> _Supplied information_:
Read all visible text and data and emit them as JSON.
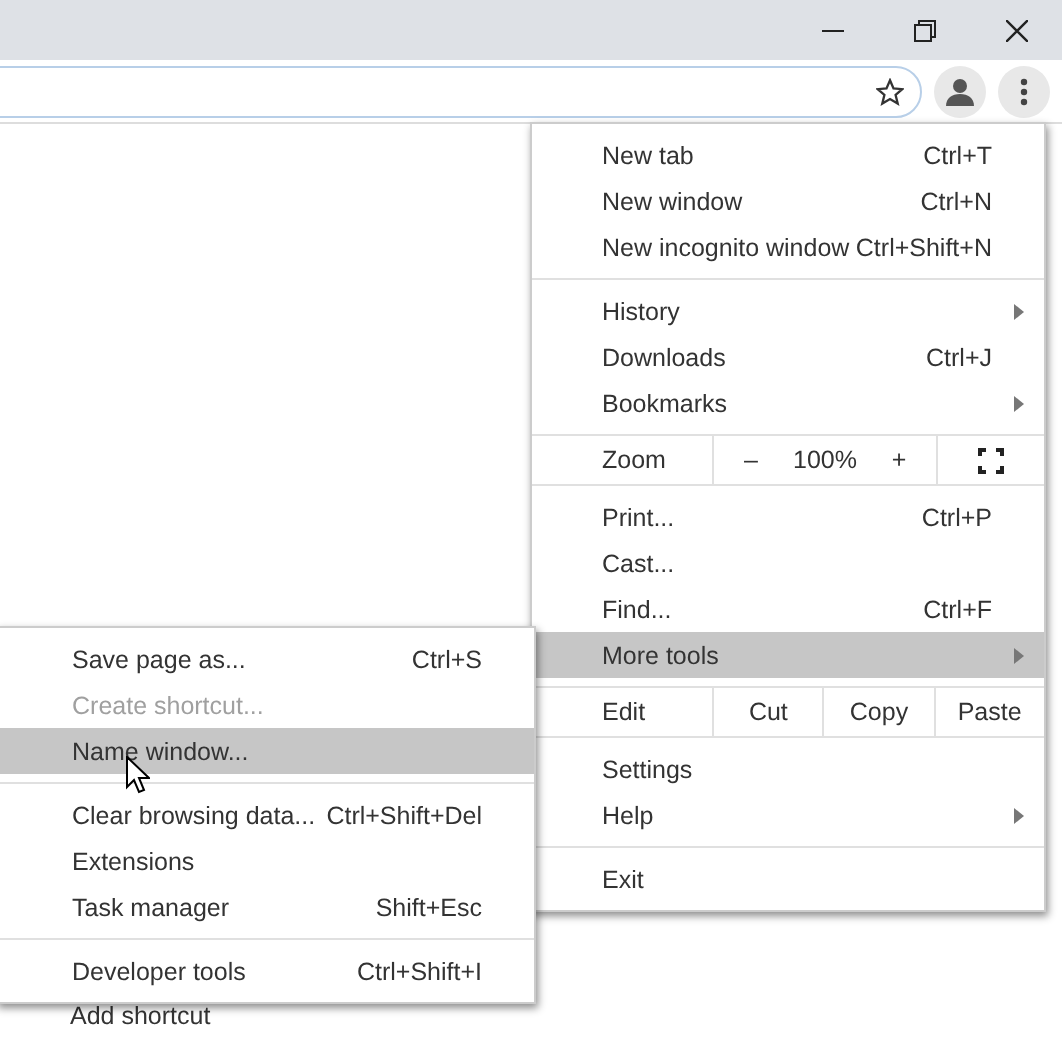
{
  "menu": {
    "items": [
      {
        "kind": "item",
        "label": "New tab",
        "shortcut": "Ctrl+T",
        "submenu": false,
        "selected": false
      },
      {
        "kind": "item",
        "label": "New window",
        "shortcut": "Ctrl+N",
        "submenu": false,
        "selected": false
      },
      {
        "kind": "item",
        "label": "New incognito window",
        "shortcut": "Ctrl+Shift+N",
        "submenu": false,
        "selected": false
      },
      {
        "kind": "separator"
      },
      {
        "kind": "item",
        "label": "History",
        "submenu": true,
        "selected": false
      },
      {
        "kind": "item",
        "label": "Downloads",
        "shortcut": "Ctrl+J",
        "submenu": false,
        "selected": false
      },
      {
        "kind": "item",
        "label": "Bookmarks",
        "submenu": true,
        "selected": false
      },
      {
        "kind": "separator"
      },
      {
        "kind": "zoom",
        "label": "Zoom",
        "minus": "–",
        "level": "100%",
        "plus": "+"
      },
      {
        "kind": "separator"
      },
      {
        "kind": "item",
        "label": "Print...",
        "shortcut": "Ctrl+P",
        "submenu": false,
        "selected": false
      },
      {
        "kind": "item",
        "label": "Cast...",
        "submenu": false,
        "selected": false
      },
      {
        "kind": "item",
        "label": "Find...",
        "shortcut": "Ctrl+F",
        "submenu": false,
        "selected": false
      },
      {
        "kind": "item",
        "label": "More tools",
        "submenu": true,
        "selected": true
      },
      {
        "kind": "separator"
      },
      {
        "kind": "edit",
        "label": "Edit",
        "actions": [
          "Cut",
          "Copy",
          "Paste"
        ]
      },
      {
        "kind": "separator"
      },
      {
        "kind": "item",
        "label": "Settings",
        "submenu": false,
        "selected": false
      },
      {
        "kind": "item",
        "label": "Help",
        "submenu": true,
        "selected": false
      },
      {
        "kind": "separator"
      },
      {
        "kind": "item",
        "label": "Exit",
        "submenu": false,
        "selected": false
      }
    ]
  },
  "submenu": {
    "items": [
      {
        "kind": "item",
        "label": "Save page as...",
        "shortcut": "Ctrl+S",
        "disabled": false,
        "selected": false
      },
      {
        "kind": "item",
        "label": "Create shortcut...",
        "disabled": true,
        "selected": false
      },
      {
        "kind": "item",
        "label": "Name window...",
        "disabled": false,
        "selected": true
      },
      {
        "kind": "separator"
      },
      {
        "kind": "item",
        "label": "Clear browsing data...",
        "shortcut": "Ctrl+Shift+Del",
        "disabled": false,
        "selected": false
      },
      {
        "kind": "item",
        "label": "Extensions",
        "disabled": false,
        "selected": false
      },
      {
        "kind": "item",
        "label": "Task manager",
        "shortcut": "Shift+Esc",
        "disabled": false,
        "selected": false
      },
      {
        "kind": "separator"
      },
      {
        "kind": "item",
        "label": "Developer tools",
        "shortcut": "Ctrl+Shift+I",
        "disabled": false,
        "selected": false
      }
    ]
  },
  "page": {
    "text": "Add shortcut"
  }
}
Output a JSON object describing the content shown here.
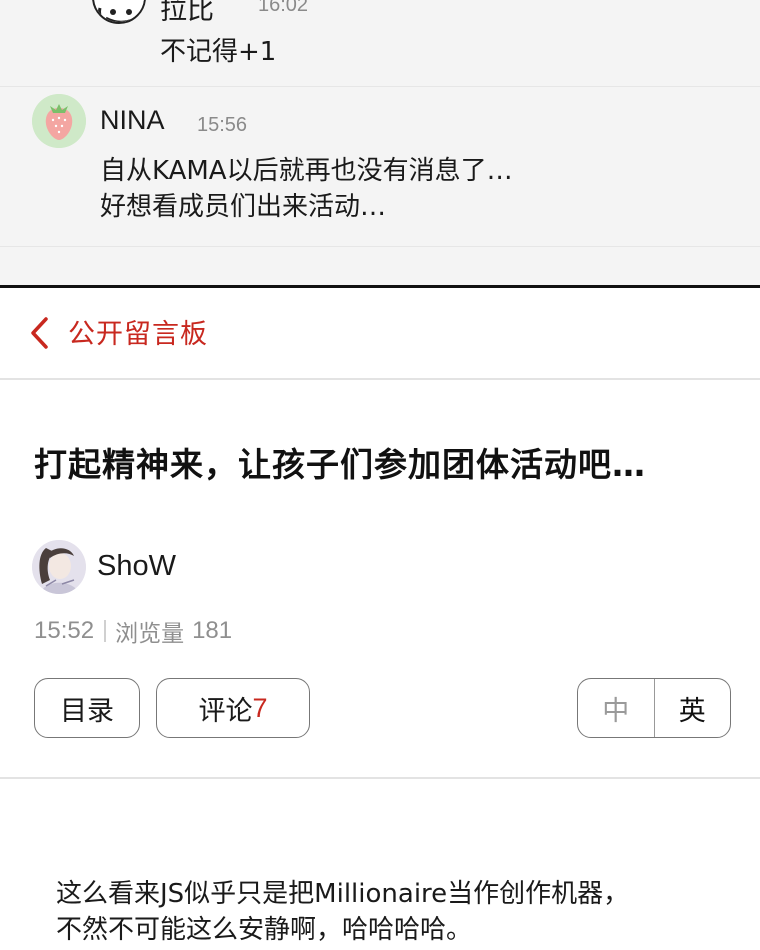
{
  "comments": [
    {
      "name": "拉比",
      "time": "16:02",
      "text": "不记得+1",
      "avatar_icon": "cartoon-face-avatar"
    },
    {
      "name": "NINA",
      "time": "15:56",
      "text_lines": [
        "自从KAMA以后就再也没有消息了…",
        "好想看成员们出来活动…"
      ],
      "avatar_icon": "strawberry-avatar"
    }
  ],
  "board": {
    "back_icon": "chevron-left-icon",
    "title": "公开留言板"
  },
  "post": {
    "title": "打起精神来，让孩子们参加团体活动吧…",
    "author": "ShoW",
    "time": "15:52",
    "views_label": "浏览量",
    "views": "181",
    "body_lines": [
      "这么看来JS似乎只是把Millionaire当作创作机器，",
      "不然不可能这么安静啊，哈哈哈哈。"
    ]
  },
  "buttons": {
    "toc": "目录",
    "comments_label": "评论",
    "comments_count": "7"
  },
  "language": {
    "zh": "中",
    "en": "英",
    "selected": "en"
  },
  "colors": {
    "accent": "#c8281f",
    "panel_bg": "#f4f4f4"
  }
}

> _To be done_: Within the entries above, how many lines contain "avatar"? Respond with the number only.

> _Full solution_: 2